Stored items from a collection
━━━━━━━━━━━━━━━━━━━━
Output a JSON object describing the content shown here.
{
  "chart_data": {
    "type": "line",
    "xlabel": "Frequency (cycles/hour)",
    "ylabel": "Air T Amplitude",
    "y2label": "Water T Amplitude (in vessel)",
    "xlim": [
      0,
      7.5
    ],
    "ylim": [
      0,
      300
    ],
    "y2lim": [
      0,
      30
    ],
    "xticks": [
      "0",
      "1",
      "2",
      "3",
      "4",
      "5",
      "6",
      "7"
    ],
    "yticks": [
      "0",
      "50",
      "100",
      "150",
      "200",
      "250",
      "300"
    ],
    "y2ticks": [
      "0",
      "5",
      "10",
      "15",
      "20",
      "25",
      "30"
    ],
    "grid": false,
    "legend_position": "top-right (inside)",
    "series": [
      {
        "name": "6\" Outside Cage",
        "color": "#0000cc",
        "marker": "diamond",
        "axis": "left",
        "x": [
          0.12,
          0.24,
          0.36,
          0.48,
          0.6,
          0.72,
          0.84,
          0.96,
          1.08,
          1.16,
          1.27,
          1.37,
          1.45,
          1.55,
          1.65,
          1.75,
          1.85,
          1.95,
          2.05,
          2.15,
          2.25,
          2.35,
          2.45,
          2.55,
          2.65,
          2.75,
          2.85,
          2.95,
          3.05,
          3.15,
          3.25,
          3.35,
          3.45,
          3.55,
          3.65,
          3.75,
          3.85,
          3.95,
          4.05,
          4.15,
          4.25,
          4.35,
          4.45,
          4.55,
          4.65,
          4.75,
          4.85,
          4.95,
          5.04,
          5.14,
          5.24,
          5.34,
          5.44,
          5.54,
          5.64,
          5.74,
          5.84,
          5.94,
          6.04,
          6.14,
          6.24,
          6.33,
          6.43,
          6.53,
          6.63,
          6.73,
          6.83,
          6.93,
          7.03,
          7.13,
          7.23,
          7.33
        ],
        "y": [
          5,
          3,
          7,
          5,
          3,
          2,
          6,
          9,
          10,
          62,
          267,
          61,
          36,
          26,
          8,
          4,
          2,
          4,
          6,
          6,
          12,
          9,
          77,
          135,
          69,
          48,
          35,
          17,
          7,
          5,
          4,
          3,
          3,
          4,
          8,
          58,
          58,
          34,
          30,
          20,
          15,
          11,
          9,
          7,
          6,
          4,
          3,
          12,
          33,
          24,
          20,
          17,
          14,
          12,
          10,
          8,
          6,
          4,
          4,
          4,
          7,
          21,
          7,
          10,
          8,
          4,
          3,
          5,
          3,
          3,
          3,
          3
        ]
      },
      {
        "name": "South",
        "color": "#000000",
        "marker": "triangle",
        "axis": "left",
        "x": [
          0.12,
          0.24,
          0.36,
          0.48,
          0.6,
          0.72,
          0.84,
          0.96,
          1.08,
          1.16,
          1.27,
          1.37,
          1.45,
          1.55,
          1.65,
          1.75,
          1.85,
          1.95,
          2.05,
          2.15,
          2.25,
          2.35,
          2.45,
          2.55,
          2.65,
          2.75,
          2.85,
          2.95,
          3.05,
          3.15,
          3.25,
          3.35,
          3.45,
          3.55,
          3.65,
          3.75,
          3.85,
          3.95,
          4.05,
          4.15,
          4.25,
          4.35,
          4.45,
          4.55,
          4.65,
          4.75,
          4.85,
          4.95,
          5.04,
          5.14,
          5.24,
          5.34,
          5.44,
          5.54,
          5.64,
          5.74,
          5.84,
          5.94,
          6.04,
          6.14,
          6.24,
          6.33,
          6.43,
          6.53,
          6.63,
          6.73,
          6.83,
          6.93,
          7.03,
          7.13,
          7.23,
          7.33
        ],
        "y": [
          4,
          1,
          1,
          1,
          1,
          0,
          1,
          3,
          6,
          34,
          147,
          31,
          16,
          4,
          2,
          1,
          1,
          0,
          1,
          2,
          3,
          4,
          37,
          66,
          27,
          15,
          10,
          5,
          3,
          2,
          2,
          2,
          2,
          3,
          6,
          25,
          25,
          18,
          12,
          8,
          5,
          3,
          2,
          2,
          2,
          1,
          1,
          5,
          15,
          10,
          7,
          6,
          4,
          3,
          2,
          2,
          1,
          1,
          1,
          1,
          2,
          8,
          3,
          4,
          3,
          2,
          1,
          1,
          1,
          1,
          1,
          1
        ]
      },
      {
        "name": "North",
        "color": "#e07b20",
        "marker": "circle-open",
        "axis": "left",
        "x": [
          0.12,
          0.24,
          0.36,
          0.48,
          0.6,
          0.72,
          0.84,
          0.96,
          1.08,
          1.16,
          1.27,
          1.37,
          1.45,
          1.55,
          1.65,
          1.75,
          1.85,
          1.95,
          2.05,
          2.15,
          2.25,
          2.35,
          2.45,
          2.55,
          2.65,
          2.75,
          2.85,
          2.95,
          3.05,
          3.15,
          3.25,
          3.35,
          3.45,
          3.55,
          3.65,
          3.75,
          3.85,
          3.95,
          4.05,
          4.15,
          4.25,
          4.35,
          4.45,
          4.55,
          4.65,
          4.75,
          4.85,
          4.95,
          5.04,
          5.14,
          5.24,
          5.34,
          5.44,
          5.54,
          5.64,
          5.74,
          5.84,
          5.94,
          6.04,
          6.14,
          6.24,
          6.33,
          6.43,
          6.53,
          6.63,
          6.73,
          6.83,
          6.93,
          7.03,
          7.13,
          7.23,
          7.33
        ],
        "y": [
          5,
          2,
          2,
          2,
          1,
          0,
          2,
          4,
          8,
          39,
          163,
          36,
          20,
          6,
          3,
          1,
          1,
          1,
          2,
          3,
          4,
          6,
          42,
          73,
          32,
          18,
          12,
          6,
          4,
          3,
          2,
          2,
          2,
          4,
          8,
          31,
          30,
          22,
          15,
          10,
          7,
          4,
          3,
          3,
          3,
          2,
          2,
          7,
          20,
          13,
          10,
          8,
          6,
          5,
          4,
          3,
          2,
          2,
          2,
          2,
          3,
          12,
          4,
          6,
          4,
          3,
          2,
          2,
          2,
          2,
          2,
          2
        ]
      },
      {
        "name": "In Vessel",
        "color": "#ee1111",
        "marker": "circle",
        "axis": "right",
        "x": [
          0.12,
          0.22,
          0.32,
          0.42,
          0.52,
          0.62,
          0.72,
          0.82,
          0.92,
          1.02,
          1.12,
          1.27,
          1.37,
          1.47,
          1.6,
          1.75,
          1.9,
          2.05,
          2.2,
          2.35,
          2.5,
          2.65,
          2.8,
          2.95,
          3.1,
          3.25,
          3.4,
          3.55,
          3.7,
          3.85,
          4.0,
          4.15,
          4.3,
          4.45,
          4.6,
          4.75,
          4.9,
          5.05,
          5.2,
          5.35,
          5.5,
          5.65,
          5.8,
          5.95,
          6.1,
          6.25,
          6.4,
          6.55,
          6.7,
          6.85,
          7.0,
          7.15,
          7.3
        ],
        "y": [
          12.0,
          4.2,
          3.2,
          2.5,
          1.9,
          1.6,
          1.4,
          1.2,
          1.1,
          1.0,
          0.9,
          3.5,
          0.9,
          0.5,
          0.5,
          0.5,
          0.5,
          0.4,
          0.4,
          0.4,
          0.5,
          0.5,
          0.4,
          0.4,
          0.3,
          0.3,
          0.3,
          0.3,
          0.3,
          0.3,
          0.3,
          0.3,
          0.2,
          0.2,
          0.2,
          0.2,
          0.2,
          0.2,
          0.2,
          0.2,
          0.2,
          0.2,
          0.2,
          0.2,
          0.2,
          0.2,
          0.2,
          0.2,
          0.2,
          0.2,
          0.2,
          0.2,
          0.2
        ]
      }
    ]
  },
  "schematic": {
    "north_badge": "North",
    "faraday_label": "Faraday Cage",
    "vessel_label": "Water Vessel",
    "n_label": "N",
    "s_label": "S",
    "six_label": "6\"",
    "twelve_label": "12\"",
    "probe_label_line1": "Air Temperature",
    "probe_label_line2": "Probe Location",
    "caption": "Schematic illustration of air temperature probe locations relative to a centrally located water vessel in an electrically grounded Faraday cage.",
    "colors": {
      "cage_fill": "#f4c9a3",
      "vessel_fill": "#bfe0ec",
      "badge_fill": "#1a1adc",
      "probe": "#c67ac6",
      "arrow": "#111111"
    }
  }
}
━━━━━━━━━━━━━━━━━━━━
(Goal of the exercise) Which lines of the material contain the string "name"? List each of them.

(Exercise answer)
        "name": "6\" Outside Cage",
        "name": "South",
        "name": "North",
        "name": "In Vessel",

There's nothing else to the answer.